▸ **EXERCISE DIRECTIONS**
Copy out the whole listing exactly as written, leaving the pictures behind.

▸ **PROVIDED MATERIAL**
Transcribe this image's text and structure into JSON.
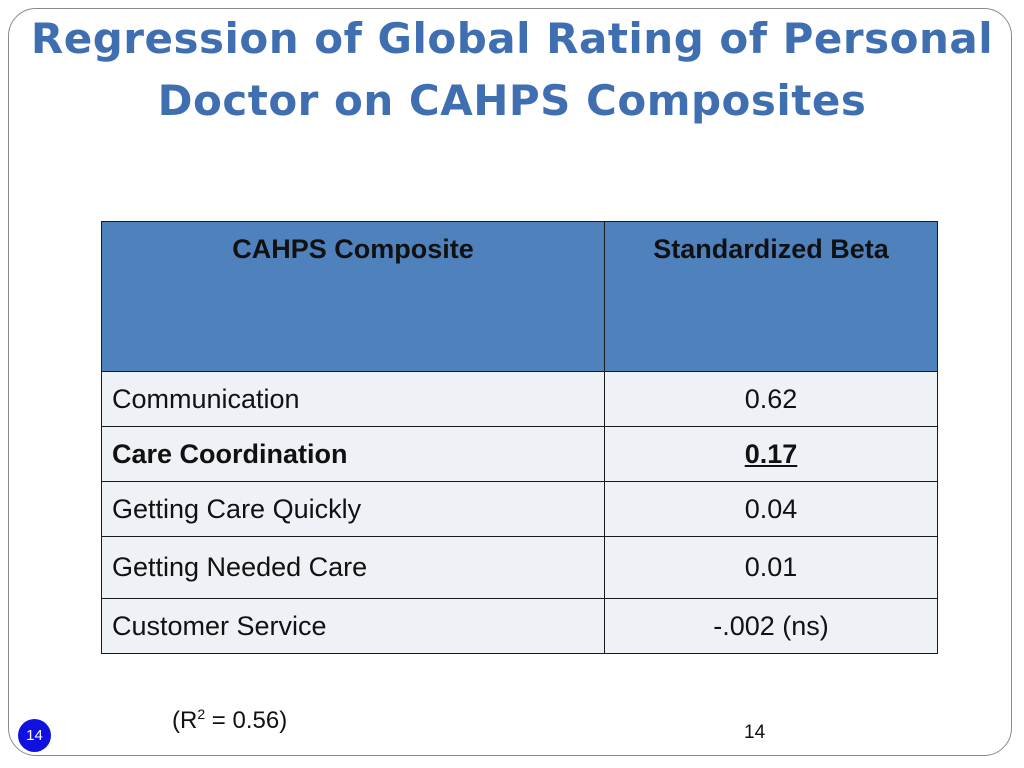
{
  "slide": {
    "title_line1": "Regression of Global Rating of Personal",
    "title_line2": "Doctor on CAHPS Composites"
  },
  "table": {
    "headers": [
      "CAHPS Composite",
      "Standardized Beta"
    ],
    "rows": [
      {
        "composite": "Communication",
        "beta": "0.62"
      },
      {
        "composite": "Care Coordination",
        "beta": "0.17"
      },
      {
        "composite": "Getting Care Quickly",
        "beta": "0.04"
      },
      {
        "composite": "Getting Needed Care",
        "beta": "0.01"
      },
      {
        "composite": "Customer Service",
        "beta": "-.002 (ns)"
      }
    ]
  },
  "footer": {
    "r2_prefix": "(R",
    "r2_sup": "2",
    "r2_suffix": " = 0.56)",
    "badge_number": "14",
    "page_number": "14"
  },
  "colors": {
    "title": "#3f6fb1",
    "header_bg": "#4f81bd",
    "row_bg": "#eef2f6",
    "badge_bg": "#1010e0"
  }
}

▸ **ANSWER TO THIS EXERCISE**
Transcribe this image's text and structure into JSON.
{
  "slide": {
    "title_line1": "Regression of Global Rating of Personal",
    "title_line2": "Doctor on CAHPS Composites"
  },
  "table": {
    "headers": [
      "CAHPS Composite",
      "Standardized Beta"
    ],
    "rows": [
      {
        "composite": "Communication",
        "beta": "0.62"
      },
      {
        "composite": "Care Coordination",
        "beta": "0.17"
      },
      {
        "composite": "Getting Care Quickly",
        "beta": "0.04"
      },
      {
        "composite": "Getting Needed Care",
        "beta": "0.01"
      },
      {
        "composite": "Customer Service",
        "beta": "-.002 (ns)"
      }
    ]
  },
  "footer": {
    "r2_prefix": "(R",
    "r2_sup": "2",
    "r2_suffix": " = 0.56)",
    "badge_number": "14",
    "page_number": "14"
  },
  "colors": {
    "title": "#3f6fb1",
    "header_bg": "#4f81bd",
    "row_bg": "#eef2f6",
    "badge_bg": "#1010e0"
  }
}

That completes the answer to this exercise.